List each line holding the string "title".

═════ Records for the task ═════

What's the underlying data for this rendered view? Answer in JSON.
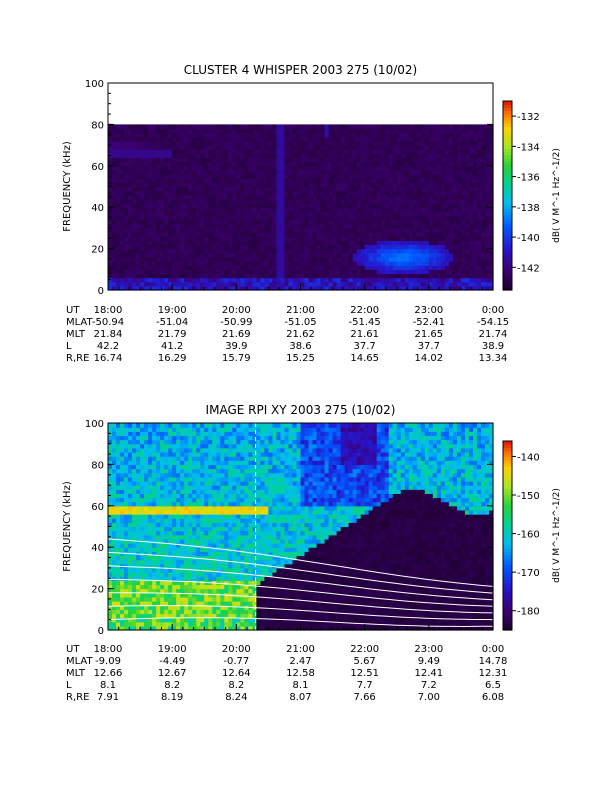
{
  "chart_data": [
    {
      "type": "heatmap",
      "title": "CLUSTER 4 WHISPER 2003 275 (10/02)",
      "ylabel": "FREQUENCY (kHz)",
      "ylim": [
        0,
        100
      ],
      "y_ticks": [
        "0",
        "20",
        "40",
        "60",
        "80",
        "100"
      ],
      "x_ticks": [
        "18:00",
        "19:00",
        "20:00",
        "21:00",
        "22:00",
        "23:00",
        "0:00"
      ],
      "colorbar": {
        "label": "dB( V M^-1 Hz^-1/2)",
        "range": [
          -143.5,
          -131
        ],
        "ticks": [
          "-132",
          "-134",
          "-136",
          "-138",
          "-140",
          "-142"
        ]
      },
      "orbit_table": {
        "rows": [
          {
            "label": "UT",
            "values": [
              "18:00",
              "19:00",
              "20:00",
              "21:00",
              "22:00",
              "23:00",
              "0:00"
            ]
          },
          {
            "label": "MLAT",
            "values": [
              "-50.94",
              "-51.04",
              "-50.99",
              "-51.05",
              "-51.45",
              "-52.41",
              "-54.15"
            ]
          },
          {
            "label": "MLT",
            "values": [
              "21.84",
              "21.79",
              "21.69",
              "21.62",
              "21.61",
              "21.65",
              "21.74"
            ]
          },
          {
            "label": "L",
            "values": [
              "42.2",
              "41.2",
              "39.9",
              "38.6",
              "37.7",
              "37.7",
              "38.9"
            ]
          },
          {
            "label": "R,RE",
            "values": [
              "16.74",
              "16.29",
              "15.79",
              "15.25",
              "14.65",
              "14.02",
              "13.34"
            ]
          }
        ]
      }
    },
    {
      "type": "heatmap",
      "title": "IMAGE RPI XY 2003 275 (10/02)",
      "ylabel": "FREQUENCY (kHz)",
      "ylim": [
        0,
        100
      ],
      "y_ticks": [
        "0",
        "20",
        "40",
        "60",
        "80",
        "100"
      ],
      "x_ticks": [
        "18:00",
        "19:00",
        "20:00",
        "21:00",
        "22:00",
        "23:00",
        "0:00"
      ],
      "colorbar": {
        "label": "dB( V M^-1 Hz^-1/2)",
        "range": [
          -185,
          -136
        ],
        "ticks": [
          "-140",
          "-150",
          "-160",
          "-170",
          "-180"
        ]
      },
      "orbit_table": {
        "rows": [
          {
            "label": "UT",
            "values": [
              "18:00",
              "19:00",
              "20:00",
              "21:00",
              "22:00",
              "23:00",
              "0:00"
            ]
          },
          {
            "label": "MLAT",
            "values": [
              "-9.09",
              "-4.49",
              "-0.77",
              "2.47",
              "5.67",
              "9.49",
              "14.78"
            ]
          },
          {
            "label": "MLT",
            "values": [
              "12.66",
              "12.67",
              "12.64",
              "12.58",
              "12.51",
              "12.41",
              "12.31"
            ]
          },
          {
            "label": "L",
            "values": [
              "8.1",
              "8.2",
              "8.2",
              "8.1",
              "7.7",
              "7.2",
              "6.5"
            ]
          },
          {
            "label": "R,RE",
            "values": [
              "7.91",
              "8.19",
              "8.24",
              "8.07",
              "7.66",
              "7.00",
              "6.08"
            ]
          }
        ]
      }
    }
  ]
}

═════

**Worked answer:**
      "title": "CLUSTER 4 WHISPER 2003 275 (10/02)",
      "title": "IMAGE RPI XY 2003 275 (10/02)",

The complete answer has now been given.